## Provided records
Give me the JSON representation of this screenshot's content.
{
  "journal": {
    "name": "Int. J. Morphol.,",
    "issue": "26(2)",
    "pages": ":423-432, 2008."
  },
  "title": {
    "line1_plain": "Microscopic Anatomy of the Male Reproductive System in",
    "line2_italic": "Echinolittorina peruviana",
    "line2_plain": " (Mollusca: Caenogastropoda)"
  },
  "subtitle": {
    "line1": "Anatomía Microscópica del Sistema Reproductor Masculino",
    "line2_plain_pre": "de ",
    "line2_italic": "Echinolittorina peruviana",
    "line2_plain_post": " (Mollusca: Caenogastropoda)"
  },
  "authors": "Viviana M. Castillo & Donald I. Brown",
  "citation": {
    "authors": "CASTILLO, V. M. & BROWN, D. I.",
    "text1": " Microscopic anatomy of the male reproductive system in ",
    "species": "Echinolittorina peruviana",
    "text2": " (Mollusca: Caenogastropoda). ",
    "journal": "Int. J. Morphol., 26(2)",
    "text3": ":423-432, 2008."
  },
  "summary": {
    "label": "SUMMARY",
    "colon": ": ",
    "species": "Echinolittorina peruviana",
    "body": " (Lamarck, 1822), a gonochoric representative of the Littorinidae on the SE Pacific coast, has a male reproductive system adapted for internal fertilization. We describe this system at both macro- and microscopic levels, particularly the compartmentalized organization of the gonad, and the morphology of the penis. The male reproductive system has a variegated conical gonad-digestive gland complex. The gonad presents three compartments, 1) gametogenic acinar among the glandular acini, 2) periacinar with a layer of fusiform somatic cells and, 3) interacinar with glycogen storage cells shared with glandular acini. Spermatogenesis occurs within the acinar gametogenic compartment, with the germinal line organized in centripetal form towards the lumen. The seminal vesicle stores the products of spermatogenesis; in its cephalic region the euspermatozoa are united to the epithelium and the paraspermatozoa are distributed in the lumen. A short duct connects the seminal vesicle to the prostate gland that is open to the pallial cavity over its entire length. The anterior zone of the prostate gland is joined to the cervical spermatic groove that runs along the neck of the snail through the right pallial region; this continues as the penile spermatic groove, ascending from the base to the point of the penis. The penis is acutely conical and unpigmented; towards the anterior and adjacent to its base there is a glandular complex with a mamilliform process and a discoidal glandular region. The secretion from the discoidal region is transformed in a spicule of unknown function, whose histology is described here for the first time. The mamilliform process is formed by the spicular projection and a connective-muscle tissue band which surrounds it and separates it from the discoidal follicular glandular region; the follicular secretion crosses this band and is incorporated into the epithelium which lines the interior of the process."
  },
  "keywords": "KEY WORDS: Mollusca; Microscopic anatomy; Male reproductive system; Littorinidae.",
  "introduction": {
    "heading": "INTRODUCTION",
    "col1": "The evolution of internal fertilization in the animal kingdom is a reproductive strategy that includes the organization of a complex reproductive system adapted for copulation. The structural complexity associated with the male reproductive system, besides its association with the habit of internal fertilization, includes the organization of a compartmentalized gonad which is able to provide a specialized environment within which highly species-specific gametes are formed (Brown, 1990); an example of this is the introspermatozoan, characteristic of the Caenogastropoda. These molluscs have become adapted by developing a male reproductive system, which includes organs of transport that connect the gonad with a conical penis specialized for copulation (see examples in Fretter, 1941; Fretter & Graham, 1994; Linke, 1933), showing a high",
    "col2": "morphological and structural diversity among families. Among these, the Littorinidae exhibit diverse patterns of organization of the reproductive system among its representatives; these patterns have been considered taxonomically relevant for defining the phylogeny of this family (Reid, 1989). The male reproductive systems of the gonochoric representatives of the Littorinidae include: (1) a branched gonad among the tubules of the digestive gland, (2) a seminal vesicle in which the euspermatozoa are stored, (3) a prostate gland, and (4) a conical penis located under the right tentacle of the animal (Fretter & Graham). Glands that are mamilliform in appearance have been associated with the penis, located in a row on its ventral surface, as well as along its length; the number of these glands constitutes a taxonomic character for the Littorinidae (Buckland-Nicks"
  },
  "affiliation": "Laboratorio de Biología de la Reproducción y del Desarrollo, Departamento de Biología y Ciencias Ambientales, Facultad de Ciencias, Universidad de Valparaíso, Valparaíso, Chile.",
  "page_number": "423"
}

## Task item
This exercise calls for repeating every line of the data exactly.

## Response for this exercise
Give me the JSON representation of this screenshot's content.
{
  "journal": {
    "name": "Int. J. Morphol.,",
    "issue": "26(2)",
    "pages": ":423-432, 2008."
  },
  "title": {
    "line1_plain": "Microscopic Anatomy of the Male Reproductive System in",
    "line2_italic": "Echinolittorina peruviana",
    "line2_plain": " (Mollusca: Caenogastropoda)"
  },
  "subtitle": {
    "line1": "Anatomía Microscópica del Sistema Reproductor Masculino",
    "line2_plain_pre": "de ",
    "line2_italic": "Echinolittorina peruviana",
    "line2_plain_post": " (Mollusca: Caenogastropoda)"
  },
  "authors": "Viviana M. Castillo & Donald I. Brown",
  "citation": {
    "authors": "CASTILLO, V. M. & BROWN, D. I.",
    "text1": " Microscopic anatomy of the male reproductive system in ",
    "species": "Echinolittorina peruviana",
    "text2": " (Mollusca: Caenogastropoda). ",
    "journal": "Int. J. Morphol., 26(2)",
    "text3": ":423-432, 2008."
  },
  "summary": {
    "label": "SUMMARY",
    "colon": ": ",
    "species": "Echinolittorina peruviana",
    "body": " (Lamarck, 1822), a gonochoric representative of the Littorinidae on the SE Pacific coast, has a male reproductive system adapted for internal fertilization. We describe this system at both macro- and microscopic levels, particularly the compartmentalized organization of the gonad, and the morphology of the penis. The male reproductive system has a variegated conical gonad-digestive gland complex. The gonad presents three compartments, 1) gametogenic acinar among the glandular acini, 2) periacinar with a layer of fusiform somatic cells and, 3) interacinar with glycogen storage cells shared with glandular acini. Spermatogenesis occurs within the acinar gametogenic compartment, with the germinal line organized in centripetal form towards the lumen. The seminal vesicle stores the products of spermatogenesis; in its cephalic region the euspermatozoa are united to the epithelium and the paraspermatozoa are distributed in the lumen. A short duct connects the seminal vesicle to the prostate gland that is open to the pallial cavity over its entire length. The anterior zone of the prostate gland is joined to the cervical spermatic groove that runs along the neck of the snail through the right pallial region; this continues as the penile spermatic groove, ascending from the base to the point of the penis. The penis is acutely conical and unpigmented; towards the anterior and adjacent to its base there is a glandular complex with a mamilliform process and a discoidal glandular region. The secretion from the discoidal region is transformed in a spicule of unknown function, whose histology is described here for the first time. The mamilliform process is formed by the spicular projection and a connective-muscle tissue band which surrounds it and separates it from the discoidal follicular glandular region; the follicular secretion crosses this band and is incorporated into the epithelium which lines the interior of the process."
  },
  "keywords": "KEY WORDS: Mollusca; Microscopic anatomy; Male reproductive system; Littorinidae.",
  "introduction": {
    "heading": "INTRODUCTION",
    "col1": "The evolution of internal fertilization in the animal kingdom is a reproductive strategy that includes the organization of a complex reproductive system adapted for copulation. The structural complexity associated with the male reproductive system, besides its association with the habit of internal fertilization, includes the organization of a compartmentalized gonad which is able to provide a specialized environment within which highly species-specific gametes are formed (Brown, 1990); an example of this is the introspermatozoan, characteristic of the Caenogastropoda. These molluscs have become adapted by developing a male reproductive system, which includes organs of transport that connect the gonad with a conical penis specialized for copulation (see examples in Fretter, 1941; Fretter & Graham, 1994; Linke, 1933), showing a high",
    "col2": "morphological and structural diversity among families. Among these, the Littorinidae exhibit diverse patterns of organization of the reproductive system among its representatives; these patterns have been considered taxonomically relevant for defining the phylogeny of this family (Reid, 1989). The male reproductive systems of the gonochoric representatives of the Littorinidae include: (1) a branched gonad among the tubules of the digestive gland, (2) a seminal vesicle in which the euspermatozoa are stored, (3) a prostate gland, and (4) a conical penis located under the right tentacle of the animal (Fretter & Graham). Glands that are mamilliform in appearance have been associated with the penis, located in a row on its ventral surface, as well as along its length; the number of these glands constitutes a taxonomic character for the Littorinidae (Buckland-Nicks"
  },
  "affiliation": "Laboratorio de Biología de la Reproducción y del Desarrollo, Departamento de Biología y Ciencias Ambientales, Facultad de Ciencias, Universidad de Valparaíso, Valparaíso, Chile.",
  "page_number": "423"
}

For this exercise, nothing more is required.